**TASK DIRECTIONS**.
Show every line below where "Kokkolan" can be found.

— start of RECORDED INFORMATION —

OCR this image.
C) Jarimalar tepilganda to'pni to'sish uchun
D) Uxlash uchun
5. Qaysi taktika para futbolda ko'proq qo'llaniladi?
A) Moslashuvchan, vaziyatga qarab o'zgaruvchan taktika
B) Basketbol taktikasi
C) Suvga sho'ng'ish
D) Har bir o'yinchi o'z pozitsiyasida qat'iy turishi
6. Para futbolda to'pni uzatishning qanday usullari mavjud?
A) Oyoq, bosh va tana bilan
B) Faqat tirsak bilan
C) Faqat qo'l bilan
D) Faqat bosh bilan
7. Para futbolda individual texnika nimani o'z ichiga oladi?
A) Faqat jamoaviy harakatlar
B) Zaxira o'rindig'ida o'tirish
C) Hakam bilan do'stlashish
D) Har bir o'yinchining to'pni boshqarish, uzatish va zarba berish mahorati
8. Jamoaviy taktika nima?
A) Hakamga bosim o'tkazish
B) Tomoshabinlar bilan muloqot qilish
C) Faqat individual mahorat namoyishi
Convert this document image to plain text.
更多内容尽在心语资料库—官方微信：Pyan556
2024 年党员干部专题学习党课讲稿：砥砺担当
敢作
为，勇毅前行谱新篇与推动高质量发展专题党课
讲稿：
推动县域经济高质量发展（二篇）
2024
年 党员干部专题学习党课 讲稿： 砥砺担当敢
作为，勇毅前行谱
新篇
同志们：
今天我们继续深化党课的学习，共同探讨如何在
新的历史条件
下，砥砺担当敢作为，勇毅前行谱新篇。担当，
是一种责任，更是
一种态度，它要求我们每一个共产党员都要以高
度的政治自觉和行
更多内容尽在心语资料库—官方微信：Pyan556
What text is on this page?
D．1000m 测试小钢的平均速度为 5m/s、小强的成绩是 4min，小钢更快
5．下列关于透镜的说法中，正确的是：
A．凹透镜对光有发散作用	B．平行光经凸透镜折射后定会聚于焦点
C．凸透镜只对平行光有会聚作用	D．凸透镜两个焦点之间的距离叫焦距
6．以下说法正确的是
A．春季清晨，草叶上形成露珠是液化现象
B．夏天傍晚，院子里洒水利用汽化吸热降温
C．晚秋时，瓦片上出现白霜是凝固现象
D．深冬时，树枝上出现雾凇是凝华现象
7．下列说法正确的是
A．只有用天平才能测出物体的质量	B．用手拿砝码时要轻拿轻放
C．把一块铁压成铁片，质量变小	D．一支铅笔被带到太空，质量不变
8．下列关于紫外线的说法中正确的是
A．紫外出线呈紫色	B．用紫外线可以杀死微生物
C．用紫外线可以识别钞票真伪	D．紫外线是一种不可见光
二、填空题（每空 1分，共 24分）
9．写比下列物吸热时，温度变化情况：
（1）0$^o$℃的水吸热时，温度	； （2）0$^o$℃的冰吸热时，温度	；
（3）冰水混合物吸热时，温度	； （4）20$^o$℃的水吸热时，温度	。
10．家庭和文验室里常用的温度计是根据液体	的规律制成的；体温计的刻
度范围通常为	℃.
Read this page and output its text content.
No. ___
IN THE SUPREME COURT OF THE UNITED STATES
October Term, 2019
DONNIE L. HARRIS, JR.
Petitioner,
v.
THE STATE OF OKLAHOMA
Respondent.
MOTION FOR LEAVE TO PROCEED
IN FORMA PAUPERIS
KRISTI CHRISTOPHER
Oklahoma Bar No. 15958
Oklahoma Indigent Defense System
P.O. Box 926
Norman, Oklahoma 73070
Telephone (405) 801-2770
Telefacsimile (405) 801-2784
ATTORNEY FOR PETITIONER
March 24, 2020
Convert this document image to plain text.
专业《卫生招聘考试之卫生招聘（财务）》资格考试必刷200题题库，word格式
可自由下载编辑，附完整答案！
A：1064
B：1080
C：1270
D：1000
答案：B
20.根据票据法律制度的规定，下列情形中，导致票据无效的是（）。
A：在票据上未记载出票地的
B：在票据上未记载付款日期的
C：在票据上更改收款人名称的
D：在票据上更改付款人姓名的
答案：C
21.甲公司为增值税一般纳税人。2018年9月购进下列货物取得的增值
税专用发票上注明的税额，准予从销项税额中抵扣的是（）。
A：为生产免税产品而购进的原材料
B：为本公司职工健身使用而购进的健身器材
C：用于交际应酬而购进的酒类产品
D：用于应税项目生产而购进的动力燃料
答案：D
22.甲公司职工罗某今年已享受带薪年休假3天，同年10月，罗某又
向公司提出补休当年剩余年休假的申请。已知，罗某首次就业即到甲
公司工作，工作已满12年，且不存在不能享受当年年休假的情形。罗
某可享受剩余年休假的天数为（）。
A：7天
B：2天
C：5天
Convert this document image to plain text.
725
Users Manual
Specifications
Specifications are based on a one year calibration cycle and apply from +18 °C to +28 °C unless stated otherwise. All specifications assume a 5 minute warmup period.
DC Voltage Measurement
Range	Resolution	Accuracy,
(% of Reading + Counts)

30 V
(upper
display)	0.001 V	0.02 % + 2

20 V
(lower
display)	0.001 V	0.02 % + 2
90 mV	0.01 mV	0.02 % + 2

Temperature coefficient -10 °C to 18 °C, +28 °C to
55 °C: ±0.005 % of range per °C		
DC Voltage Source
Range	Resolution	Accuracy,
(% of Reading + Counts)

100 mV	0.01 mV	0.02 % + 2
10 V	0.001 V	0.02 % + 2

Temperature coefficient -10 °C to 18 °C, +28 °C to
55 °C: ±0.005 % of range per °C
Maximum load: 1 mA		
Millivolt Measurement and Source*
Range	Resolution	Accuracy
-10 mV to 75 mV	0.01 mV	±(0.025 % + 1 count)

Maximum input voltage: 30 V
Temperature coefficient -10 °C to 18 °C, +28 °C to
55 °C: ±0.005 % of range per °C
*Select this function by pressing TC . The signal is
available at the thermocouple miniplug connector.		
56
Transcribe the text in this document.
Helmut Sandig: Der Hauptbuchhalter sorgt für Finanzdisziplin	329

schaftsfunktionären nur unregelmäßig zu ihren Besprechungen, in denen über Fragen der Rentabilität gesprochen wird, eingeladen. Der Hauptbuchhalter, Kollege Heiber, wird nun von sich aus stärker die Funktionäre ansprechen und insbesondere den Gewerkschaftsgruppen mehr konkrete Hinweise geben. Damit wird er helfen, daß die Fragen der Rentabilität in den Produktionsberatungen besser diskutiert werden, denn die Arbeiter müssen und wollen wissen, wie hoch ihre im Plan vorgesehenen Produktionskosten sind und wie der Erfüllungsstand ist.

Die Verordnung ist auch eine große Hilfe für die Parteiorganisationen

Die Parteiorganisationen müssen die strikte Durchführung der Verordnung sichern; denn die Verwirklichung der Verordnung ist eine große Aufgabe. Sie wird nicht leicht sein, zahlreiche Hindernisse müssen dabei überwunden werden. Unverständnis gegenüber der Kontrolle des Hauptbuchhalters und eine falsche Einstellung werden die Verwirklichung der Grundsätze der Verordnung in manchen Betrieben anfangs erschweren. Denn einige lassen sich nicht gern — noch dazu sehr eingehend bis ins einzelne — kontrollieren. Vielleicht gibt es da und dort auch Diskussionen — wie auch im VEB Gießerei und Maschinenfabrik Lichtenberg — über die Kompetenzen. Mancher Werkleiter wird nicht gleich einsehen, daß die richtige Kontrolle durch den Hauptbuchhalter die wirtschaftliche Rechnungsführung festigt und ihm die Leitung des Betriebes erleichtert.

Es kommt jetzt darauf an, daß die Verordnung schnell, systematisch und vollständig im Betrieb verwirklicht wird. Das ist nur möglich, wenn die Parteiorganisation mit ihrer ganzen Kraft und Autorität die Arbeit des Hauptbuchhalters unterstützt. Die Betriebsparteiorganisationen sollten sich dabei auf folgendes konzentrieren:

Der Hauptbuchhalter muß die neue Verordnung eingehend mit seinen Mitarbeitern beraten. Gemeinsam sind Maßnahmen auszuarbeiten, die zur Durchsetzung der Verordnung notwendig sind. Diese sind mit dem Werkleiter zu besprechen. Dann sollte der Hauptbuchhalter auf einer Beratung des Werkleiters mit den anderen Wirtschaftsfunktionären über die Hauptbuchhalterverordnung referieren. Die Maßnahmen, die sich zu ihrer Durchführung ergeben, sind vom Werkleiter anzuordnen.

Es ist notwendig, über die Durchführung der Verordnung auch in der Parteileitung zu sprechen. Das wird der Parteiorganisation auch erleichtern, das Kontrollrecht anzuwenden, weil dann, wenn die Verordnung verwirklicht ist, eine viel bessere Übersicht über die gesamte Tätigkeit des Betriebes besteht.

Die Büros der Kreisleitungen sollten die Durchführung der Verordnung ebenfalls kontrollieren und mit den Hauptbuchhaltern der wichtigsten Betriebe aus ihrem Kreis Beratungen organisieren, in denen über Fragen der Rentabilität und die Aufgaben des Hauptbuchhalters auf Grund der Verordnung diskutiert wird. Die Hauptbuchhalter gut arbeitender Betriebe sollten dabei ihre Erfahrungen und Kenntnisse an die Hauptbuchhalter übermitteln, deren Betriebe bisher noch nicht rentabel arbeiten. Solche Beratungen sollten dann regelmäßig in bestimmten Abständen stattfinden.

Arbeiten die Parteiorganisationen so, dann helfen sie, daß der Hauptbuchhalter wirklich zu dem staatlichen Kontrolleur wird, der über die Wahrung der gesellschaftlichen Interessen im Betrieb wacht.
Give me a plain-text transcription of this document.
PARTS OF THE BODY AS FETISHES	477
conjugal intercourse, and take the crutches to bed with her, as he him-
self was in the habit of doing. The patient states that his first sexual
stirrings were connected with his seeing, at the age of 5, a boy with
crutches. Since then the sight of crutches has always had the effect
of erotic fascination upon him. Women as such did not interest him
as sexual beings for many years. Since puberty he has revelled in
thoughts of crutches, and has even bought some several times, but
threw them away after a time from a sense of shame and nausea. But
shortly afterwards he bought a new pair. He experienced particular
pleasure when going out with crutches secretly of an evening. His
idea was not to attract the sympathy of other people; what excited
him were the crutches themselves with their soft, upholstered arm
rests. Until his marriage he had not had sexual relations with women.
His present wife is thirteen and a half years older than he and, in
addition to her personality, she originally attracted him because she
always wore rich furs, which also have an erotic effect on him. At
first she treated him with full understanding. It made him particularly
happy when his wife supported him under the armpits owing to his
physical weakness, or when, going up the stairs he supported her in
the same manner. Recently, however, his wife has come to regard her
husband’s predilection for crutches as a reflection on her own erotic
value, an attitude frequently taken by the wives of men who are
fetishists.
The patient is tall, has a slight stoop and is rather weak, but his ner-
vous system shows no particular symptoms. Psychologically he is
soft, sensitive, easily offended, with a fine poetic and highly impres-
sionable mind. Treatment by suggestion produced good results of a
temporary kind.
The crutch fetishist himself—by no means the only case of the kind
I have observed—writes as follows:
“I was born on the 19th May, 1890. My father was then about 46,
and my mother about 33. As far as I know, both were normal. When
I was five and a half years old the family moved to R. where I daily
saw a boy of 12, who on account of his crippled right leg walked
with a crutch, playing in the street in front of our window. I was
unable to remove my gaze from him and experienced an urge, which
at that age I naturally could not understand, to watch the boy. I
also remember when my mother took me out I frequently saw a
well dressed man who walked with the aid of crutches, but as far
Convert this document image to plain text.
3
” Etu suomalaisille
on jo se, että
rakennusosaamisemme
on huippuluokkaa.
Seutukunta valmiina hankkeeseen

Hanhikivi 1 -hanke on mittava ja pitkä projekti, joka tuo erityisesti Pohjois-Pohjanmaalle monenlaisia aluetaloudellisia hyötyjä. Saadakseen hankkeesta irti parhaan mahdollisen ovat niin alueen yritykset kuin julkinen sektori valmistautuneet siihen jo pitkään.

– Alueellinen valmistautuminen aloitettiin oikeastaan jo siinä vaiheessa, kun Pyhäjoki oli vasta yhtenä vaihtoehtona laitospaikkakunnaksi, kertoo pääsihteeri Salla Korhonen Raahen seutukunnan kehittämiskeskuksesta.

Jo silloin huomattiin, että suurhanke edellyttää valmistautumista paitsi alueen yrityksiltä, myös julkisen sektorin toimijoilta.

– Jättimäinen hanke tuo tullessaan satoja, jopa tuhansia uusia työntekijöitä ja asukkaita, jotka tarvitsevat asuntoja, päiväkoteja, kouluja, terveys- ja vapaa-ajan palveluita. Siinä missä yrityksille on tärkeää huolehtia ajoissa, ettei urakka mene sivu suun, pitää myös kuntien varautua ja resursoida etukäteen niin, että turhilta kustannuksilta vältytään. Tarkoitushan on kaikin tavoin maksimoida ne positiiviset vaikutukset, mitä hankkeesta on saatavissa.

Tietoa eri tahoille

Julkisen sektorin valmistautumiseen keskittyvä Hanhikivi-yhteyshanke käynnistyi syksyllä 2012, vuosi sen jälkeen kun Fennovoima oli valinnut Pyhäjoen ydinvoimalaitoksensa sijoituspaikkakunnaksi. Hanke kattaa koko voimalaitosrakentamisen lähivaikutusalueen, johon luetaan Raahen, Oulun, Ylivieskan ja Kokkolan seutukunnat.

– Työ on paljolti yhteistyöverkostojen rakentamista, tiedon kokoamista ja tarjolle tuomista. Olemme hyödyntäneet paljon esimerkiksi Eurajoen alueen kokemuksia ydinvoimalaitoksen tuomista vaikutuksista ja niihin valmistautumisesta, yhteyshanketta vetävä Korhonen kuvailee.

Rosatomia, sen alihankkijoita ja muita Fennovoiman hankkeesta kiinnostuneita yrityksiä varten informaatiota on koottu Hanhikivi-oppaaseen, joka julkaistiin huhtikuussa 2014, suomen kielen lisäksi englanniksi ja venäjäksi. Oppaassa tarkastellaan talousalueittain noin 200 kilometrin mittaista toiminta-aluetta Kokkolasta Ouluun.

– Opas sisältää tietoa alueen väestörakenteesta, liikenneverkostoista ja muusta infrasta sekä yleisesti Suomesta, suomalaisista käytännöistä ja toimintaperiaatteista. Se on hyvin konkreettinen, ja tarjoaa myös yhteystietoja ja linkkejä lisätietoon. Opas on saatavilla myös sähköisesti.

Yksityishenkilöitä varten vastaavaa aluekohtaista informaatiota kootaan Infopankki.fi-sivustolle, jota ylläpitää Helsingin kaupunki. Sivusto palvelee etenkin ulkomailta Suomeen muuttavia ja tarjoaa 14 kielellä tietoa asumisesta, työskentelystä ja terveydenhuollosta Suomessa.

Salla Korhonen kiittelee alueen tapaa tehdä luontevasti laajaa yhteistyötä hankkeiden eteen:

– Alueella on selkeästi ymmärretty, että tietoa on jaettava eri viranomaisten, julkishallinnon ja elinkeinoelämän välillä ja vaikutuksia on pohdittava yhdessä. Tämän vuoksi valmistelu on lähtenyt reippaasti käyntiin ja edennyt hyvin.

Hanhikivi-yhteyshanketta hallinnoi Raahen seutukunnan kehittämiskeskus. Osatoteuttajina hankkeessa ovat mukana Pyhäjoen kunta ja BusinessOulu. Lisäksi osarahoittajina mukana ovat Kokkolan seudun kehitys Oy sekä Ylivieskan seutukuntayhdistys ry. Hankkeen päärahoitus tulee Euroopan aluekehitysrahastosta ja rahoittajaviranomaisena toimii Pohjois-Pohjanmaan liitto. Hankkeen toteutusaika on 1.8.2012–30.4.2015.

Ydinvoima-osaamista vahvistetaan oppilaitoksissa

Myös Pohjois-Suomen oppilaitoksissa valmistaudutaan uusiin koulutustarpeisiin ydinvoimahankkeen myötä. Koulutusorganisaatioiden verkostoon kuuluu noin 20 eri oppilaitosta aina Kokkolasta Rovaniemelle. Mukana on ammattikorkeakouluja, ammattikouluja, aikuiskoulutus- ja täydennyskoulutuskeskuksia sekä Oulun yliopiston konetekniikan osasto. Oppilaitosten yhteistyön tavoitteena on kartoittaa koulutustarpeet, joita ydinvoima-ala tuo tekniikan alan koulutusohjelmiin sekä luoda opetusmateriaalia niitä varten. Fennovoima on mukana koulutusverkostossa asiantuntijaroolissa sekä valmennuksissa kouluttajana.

— end of RECORDED INFORMATION —

**RESPONSE**.
Julkisen sektorin valmistautumiseen keskittyvä Hanhikivi-yhteyshanke käynnistyi syksyllä 2012, vuosi sen jälkeen kun Fennovoima oli valinnut Pyhäjoen ydinvoimalaitoksensa sijoituspaikkakunnaksi. Hanke kattaa koko voimalaitosrakentamisen lähivaikutusalueen, johon luetaan Raahen, Oulun, Ylivieskan ja Kokkolan seutukunnat.
Hanhikivi-yhteyshanketta hallinnoi Raahen seutukunnan kehittämiskeskus. Osatoteuttajina hankkeessa ovat mukana Pyhäjoen kunta ja BusinessOulu. Lisäksi osarahoittajina mukana ovat Kokkolan seudun kehitys Oy sekä Ylivieskan seutukuntayhdistys ry. Hankkeen päärahoitus tulee Euroopan aluekehitysrahastosta ja rahoittajaviranomaisena toimii Pohjois-Pohjanmaan liitto. Hankkeen toteutusaika on 1.8.2012–30.4.2015.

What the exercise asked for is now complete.